• _Aim of the exercise_:
Keep only the lines of the data below that contain "samples", and copy them.

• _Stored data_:
※

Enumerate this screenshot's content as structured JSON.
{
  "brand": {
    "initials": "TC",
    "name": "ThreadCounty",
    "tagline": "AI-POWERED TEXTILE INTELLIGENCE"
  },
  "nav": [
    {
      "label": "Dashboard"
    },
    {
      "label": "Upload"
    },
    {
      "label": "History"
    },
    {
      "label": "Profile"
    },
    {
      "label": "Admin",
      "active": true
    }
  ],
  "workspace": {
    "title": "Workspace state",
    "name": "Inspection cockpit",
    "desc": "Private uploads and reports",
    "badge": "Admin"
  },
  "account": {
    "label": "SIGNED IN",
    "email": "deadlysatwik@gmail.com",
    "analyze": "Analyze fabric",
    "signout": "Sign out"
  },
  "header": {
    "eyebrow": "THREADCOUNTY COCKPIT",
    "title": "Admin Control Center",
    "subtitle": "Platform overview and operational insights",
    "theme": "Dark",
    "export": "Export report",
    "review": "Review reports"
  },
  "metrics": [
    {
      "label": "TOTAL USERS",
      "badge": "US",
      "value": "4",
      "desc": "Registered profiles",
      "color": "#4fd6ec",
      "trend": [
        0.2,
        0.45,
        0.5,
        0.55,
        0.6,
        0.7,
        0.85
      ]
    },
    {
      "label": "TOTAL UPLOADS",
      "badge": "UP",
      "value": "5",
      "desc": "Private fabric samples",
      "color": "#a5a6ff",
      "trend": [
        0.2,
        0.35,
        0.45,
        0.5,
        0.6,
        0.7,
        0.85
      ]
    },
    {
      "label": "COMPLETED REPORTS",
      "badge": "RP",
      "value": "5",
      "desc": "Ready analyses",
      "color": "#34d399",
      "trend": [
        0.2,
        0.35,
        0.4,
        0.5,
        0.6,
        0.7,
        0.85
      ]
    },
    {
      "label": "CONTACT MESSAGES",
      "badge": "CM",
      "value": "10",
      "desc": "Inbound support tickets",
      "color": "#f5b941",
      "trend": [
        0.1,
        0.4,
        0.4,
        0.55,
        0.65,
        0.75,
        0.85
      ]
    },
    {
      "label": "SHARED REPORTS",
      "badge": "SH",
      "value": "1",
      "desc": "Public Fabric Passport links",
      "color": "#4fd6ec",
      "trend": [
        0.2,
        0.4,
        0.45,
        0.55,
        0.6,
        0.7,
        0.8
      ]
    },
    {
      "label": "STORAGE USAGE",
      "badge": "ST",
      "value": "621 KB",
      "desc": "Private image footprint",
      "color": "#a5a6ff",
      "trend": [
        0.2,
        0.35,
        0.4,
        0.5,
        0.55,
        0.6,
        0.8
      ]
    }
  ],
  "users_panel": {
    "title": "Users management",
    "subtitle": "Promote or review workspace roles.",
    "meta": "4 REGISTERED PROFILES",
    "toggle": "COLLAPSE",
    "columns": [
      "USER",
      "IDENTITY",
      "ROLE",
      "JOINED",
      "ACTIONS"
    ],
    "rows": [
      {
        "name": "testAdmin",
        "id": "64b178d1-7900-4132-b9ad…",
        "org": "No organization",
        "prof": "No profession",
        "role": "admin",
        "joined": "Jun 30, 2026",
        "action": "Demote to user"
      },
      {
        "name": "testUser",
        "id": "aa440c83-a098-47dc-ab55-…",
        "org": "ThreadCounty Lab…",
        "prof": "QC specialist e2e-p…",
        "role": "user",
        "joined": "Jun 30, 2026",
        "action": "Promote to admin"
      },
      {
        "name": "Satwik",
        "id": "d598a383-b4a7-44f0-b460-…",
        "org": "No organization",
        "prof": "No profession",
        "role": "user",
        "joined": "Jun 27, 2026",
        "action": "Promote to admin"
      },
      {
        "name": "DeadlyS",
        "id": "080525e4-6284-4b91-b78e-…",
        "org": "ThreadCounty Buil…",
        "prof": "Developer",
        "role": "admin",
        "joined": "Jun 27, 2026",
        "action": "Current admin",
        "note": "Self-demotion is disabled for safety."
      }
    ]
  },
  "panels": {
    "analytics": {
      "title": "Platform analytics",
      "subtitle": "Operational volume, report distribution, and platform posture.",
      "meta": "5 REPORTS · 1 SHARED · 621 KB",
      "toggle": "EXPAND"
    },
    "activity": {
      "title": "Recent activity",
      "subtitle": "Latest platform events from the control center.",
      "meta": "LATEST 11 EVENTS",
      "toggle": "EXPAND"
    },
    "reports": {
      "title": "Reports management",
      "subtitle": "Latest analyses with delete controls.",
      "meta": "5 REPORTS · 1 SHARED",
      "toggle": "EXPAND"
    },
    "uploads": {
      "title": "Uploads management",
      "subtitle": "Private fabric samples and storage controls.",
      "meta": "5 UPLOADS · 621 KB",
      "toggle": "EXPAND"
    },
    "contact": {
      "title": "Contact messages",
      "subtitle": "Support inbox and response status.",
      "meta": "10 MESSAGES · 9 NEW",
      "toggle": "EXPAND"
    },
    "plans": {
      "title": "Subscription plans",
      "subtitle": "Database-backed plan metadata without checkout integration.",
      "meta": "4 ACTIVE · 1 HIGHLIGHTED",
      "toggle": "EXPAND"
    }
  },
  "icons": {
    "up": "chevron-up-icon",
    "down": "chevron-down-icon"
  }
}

※

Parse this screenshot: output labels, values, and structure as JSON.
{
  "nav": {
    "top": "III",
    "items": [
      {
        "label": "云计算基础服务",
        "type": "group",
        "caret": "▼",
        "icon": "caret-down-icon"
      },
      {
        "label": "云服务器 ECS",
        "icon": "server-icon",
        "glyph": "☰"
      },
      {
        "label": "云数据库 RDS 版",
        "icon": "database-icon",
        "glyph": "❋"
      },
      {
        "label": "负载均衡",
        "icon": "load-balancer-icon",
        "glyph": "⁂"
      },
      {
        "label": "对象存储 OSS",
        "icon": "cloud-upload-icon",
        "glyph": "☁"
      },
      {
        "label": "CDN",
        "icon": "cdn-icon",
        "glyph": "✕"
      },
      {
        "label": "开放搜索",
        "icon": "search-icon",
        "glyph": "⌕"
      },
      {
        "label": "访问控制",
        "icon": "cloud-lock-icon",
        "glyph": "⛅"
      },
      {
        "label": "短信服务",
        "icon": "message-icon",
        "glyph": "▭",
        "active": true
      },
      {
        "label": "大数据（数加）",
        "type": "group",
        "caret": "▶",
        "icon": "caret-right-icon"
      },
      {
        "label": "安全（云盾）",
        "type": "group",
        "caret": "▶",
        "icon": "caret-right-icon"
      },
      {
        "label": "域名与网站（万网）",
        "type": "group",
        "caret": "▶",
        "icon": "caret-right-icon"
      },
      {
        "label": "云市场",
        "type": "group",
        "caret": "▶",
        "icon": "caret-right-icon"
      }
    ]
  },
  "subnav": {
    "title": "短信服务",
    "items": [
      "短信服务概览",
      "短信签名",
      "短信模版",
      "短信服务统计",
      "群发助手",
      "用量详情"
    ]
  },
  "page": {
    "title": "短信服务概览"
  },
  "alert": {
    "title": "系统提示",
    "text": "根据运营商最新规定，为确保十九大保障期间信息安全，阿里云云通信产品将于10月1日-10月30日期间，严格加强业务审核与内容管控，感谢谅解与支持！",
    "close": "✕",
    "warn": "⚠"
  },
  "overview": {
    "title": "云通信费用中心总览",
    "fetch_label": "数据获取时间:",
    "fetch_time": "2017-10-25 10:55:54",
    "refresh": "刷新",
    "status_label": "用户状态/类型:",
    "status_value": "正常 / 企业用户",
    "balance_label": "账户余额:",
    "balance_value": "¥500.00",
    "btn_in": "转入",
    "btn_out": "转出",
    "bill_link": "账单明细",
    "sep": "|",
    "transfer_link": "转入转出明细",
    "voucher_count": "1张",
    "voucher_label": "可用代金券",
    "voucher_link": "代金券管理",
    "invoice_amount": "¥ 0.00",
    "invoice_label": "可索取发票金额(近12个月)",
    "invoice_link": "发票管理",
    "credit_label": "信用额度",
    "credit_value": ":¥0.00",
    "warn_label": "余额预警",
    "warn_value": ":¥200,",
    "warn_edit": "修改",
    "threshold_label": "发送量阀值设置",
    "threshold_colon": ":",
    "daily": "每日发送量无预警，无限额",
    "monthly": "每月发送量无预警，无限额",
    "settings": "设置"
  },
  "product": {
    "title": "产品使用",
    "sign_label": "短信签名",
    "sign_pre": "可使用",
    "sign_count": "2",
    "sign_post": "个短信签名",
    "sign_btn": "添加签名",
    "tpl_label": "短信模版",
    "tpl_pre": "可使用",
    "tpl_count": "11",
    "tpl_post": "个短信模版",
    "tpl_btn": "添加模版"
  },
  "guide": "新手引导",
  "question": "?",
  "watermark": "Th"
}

※

• _Reply to the task_:
      "desc": "Private fabric samples",
      "subtitle": "Private fabric samples and storage controls.",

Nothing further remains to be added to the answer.